__What you need to do__
Word for word, restate every line of the listing that follows.

__Data__
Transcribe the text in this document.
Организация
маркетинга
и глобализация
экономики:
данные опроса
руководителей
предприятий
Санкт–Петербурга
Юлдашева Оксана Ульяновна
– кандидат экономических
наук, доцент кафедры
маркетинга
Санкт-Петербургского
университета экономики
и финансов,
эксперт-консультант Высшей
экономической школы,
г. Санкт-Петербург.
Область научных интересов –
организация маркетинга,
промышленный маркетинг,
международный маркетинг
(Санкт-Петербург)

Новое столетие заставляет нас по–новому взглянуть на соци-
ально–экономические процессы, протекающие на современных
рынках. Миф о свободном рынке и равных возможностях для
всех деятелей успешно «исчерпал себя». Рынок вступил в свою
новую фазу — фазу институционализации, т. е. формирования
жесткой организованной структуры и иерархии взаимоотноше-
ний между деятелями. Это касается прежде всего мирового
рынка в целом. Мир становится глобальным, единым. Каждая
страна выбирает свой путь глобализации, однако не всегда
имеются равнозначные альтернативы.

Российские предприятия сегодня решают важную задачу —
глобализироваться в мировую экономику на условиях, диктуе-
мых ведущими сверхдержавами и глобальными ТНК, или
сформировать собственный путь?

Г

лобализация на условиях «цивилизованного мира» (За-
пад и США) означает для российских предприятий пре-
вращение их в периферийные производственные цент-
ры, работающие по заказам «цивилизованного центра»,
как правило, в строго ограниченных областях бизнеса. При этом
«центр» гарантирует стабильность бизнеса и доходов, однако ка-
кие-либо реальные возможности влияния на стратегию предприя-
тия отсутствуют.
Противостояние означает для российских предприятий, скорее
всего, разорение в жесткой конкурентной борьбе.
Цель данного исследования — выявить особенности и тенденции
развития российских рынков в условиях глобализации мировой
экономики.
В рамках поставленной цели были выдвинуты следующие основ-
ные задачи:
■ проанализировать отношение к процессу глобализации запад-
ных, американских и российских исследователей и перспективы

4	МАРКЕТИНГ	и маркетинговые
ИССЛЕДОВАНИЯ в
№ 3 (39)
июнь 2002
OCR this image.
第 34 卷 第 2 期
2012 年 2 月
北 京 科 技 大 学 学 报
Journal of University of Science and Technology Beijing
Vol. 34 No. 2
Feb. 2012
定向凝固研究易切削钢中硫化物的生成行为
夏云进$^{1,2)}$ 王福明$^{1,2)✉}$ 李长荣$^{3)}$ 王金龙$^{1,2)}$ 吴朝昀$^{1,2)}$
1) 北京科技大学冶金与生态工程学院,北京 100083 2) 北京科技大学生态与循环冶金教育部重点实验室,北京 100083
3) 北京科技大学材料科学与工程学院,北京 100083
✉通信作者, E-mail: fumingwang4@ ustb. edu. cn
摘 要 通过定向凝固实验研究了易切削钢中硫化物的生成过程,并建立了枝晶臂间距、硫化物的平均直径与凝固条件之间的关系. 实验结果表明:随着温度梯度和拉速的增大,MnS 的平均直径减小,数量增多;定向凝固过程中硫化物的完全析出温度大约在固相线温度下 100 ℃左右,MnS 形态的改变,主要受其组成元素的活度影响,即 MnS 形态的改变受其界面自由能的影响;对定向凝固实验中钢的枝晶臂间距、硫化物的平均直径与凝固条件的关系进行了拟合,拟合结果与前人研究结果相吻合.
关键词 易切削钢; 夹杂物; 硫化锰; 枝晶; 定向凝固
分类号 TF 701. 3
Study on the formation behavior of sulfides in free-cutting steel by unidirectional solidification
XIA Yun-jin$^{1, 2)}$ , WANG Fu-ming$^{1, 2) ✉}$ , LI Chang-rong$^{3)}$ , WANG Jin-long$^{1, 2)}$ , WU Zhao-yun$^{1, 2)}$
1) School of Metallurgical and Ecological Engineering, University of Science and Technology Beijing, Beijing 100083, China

__Exercise response__
Transcribe the text in this document.
Организация
маркетинга
и глобализация
экономики:
данные опроса
руководителей
предприятий
Санкт–Петербурга
Юлдашева Оксана Ульяновна
– кандидат экономических
наук, доцент кафедры
маркетинга
Санкт-Петербургского
университета экономики
и финансов,
эксперт-консультант Высшей
экономической школы,
г. Санкт-Петербург.
Область научных интересов –
организация маркетинга,
промышленный маркетинг,
международный маркетинг
(Санкт-Петербург)

Новое столетие заставляет нас по–новому взглянуть на соци-
ально–экономические процессы, протекающие на современных
рынках. Миф о свободном рынке и равных возможностях для
всех деятелей успешно «исчерпал себя». Рынок вступил в свою
новую фазу — фазу институционализации, т. е. формирования
жесткой организованной структуры и иерархии взаимоотноше-
ний между деятелями. Это касается прежде всего мирового
рынка в целом. Мир становится глобальным, единым. Каждая
страна выбирает свой путь глобализации, однако не всегда
имеются равнозначные альтернативы.

Российские предприятия сегодня решают важную задачу —
глобализироваться в мировую экономику на условиях, диктуе-
мых ведущими сверхдержавами и глобальными ТНК, или
сформировать собственный путь?

Г

лобализация на условиях «цивилизованного мира» (За-
пад и США) означает для российских предприятий пре-
вращение их в периферийные производственные цент-
ры, работающие по заказам «цивилизованного центра»,
как правило, в строго ограниченных областях бизнеса. При этом
«центр» гарантирует стабильность бизнеса и доходов, однако ка-
кие-либо реальные возможности влияния на стратегию предприя-
тия отсутствуют.
Противостояние означает для российских предприятий, скорее
всего, разорение в жесткой конкурентной борьбе.
Цель данного исследования — выявить особенности и тенденции
развития российских рынков в условиях глобализации мировой
экономики.
В рамках поставленной цели были выдвинуты следующие основ-
ные задачи:
■ проанализировать отношение к процессу глобализации запад-
ных, американских и российских исследователей и перспективы

4	МАРКЕТИНГ	и маркетинговые
ИССЛЕДОВАНИЯ в
№ 3 (39)
июнь 2002
OCR this image.
第 34 卷 第 2 期
2012 年 2 月
北 京 科 技 大 学 学 报
Journal of University of Science and Technology Beijing
Vol. 34 No. 2
Feb. 2012
定向凝固研究易切削钢中硫化物的生成行为
夏云进$^{1,2)}$ 王福明$^{1,2)✉}$ 李长荣$^{3)}$ 王金龙$^{1,2)}$ 吴朝昀$^{1,2)}$
1) 北京科技大学冶金与生态工程学院,北京 100083 2) 北京科技大学生态与循环冶金教育部重点实验室,北京 100083
3) 北京科技大学材料科学与工程学院,北京 100083
✉通信作者, E-mail: fumingwang4@ ustb. edu. cn
摘 要 通过定向凝固实验研究了易切削钢中硫化物的生成过程,并建立了枝晶臂间距、硫化物的平均直径与凝固条件之间的关系. 实验结果表明:随着温度梯度和拉速的增大,MnS 的平均直径减小,数量增多;定向凝固过程中硫化物的完全析出温度大约在固相线温度下 100 ℃左右,MnS 形态的改变,主要受其组成元素的活度影响,即 MnS 形态的改变受其界面自由能的影响;对定向凝固实验中钢的枝晶臂间距、硫化物的平均直径与凝固条件的关系进行了拟合,拟合结果与前人研究结果相吻合.
关键词 易切削钢; 夹杂物; 硫化锰; 枝晶; 定向凝固
分类号 TF 701. 3
Study on the formation behavior of sulfides in free-cutting steel by unidirectional solidification
XIA Yun-jin$^{1, 2)}$ , WANG Fu-ming$^{1, 2) ✉}$ , LI Chang-rong$^{3)}$ , WANG Jin-long$^{1, 2)}$ , WU Zhao-yun$^{1, 2)}$
1) School of Metallurgical and Ecological Engineering, University of Science and Technology Beijing, Beijing 100083, China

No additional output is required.